SUPPLIED INFORMATION →
-- Start --

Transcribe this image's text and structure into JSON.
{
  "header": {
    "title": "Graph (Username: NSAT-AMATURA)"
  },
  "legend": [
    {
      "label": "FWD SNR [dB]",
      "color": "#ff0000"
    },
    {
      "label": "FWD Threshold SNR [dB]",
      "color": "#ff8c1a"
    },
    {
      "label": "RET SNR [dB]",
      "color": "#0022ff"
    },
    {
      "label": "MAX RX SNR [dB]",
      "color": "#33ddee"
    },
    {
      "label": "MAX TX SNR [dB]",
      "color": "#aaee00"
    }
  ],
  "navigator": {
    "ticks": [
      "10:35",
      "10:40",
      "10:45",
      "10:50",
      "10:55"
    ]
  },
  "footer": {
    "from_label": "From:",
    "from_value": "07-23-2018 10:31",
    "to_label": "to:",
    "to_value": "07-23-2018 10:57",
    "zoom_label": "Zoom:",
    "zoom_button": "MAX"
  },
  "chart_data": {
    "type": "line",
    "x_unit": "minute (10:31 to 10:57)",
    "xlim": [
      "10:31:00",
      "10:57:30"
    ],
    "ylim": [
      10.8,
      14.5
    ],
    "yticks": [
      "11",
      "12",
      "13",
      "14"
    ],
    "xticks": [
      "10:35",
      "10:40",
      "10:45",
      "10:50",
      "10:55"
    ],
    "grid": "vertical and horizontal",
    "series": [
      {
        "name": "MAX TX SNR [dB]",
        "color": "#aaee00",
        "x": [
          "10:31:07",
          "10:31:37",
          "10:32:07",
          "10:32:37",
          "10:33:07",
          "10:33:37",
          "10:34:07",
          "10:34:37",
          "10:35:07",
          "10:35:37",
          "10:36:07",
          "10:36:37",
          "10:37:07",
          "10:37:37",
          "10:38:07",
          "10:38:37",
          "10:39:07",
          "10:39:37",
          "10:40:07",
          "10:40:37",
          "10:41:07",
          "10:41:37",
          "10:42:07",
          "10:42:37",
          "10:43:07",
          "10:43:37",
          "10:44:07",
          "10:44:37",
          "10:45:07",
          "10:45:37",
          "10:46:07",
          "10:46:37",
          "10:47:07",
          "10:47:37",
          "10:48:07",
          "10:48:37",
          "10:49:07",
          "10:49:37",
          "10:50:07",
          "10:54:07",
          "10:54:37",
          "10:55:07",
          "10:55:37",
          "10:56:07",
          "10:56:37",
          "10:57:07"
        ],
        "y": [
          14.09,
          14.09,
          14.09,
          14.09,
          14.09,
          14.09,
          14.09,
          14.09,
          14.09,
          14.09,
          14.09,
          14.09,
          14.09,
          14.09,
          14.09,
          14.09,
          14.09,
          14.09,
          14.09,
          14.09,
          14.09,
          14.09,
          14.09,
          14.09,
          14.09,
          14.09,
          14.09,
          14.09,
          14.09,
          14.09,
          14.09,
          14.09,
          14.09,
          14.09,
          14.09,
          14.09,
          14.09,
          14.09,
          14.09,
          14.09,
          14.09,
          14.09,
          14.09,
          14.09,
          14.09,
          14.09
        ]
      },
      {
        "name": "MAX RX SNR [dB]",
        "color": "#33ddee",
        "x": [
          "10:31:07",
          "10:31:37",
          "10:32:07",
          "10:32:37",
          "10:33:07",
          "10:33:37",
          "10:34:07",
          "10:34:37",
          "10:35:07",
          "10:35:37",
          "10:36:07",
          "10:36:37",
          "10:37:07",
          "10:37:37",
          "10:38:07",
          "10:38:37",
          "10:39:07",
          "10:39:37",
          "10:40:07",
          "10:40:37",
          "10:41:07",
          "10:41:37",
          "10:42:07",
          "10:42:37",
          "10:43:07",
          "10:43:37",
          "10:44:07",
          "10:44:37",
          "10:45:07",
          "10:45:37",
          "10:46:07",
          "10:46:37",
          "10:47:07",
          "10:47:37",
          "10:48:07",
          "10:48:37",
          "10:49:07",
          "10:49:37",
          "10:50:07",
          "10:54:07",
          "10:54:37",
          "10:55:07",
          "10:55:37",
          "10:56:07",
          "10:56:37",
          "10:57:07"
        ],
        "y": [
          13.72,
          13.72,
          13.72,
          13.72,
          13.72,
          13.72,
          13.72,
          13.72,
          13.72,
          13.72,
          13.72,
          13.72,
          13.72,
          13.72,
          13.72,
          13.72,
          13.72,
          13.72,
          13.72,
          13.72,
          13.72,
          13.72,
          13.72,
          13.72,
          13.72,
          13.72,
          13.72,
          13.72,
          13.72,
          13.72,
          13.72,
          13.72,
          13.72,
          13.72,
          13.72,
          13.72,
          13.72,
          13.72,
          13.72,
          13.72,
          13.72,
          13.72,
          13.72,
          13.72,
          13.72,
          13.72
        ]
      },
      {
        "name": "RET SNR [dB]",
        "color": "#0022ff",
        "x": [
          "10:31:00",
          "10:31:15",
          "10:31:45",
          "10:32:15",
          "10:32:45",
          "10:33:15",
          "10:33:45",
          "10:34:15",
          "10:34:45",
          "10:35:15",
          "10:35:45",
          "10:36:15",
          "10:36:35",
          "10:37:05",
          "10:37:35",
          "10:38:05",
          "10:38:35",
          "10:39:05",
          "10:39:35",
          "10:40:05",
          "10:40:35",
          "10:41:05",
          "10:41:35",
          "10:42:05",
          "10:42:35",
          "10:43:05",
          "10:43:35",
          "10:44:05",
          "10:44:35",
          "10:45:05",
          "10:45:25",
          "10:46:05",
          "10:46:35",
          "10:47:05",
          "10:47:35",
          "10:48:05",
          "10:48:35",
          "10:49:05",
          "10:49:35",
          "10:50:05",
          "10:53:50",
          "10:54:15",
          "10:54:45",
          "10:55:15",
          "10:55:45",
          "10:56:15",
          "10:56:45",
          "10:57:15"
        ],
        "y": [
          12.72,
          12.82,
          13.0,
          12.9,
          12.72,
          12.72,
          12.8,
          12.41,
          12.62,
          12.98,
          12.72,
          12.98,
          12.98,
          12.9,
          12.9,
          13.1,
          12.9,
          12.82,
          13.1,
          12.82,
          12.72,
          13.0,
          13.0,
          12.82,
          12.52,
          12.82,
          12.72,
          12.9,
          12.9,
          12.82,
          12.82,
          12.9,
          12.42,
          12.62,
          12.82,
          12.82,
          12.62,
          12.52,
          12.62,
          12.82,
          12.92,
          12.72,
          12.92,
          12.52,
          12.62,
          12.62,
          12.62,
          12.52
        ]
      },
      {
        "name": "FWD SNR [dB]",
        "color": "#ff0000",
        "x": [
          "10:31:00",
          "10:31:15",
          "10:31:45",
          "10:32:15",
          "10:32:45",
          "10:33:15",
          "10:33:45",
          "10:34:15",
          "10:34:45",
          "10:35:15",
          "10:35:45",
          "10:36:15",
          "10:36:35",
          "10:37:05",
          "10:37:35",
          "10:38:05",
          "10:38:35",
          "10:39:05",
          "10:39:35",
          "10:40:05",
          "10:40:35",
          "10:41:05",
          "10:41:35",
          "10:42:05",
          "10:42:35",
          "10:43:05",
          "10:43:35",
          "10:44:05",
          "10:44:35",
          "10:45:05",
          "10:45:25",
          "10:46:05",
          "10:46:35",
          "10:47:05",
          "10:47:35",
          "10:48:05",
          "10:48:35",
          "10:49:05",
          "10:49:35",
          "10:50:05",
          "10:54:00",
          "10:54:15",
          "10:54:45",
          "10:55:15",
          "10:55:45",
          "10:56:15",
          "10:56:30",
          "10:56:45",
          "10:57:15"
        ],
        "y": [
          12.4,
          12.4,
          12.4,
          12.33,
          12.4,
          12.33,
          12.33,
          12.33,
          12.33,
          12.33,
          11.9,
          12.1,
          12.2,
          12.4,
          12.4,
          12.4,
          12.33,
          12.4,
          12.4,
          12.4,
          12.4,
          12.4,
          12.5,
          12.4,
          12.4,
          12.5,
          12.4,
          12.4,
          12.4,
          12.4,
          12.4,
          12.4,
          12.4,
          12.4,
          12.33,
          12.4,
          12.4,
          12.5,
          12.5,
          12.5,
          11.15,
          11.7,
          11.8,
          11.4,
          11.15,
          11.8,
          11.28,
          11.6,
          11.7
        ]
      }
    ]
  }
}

-- End --

REQUIRED WORK →
Filter the records above and return every line that holds the word "color".

EXERCISE RESPONSE →
      "color": "#ff0000"
      "color": "#ff8c1a"
      "color": "#0022ff"
      "color": "#33ddee"
      "color": "#aaee00"
        "color": "#aaee00",
        "color": "#33ddee",
        "color": "#0022ff",
        "color": "#ff0000",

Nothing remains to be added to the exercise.